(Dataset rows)
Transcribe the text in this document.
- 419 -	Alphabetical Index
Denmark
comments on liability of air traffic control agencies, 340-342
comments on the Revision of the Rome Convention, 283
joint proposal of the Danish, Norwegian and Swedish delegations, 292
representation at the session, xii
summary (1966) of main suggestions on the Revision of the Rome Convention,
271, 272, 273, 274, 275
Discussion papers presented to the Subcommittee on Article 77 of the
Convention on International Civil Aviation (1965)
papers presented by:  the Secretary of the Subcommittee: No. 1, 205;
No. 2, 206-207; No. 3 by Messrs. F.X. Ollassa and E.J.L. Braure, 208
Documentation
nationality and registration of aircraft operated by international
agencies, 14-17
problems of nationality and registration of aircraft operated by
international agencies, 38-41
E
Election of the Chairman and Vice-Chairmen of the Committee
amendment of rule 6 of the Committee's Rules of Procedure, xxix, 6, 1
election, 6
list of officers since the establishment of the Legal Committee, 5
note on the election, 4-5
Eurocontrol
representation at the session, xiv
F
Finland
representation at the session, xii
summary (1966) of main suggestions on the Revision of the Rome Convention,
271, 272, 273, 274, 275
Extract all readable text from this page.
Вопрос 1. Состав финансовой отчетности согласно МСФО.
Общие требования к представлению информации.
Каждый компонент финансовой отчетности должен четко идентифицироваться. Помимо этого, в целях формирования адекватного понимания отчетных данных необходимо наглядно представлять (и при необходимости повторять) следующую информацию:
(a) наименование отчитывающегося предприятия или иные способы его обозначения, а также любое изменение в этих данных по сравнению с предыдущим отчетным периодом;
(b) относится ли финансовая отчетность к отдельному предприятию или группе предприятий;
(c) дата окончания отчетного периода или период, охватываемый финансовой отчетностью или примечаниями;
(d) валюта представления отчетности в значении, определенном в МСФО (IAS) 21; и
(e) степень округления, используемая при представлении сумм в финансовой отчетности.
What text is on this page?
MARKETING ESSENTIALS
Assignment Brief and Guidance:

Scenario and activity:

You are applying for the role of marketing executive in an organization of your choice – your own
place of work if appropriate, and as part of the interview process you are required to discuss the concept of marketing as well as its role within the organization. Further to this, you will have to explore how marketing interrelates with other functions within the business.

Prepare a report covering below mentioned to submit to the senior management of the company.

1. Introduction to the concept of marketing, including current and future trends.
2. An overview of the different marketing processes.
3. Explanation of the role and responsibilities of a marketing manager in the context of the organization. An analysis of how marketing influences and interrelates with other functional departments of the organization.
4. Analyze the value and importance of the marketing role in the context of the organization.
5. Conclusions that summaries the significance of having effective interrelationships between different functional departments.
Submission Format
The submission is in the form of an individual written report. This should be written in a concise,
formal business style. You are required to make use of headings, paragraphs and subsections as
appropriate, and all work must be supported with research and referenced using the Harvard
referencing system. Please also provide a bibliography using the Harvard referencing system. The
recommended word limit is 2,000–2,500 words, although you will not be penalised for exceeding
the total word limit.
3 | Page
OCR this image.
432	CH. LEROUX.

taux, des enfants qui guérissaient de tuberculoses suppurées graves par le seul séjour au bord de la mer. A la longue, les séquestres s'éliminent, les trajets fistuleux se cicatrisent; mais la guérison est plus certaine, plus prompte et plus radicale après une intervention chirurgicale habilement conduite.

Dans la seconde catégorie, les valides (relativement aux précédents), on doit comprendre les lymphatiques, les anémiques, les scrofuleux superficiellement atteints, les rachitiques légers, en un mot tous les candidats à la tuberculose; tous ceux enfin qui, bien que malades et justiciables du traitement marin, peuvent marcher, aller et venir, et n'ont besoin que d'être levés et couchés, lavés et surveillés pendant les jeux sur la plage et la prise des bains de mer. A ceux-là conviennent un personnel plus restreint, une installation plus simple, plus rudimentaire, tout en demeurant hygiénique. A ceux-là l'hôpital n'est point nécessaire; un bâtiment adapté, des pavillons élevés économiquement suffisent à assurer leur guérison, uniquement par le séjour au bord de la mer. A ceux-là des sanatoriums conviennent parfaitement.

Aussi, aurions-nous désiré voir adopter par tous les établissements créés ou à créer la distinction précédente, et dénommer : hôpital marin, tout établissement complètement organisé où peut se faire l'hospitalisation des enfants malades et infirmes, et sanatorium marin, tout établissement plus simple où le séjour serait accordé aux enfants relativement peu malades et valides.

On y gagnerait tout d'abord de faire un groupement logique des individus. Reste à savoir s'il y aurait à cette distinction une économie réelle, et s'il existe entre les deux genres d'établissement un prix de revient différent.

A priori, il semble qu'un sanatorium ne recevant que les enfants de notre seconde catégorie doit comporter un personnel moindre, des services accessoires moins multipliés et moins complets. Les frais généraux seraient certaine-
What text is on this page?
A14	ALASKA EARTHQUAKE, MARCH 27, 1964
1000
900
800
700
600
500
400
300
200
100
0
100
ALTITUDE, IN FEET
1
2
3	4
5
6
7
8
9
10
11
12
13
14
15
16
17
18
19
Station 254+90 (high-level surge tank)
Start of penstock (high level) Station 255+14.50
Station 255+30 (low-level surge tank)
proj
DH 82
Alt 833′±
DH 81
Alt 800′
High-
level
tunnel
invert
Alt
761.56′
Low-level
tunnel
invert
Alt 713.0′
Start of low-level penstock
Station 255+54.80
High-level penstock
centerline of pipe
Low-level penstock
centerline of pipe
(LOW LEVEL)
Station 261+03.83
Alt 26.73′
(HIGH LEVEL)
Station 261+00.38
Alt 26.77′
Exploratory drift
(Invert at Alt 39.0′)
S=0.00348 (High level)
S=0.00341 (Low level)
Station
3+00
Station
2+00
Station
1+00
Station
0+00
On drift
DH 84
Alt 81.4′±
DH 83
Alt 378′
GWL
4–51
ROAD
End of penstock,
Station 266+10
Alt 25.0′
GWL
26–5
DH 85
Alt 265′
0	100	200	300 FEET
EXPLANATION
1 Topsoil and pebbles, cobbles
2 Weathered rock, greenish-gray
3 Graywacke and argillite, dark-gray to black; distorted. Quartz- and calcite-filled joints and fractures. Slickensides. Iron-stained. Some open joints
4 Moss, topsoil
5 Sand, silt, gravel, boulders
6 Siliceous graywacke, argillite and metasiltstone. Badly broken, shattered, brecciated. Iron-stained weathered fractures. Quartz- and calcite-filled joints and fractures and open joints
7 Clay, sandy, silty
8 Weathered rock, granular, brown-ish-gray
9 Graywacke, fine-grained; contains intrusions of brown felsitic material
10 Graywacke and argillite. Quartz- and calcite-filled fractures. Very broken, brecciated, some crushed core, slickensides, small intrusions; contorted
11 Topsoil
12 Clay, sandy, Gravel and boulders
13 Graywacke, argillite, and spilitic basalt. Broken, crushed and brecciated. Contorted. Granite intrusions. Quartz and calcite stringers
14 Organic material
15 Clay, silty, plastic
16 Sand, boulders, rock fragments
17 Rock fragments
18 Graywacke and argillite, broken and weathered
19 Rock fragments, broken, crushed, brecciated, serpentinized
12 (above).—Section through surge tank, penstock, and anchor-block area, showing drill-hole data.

_Aim_. Go through the material above and count the lines that contain "required"; give that number alone.

_The result_. 2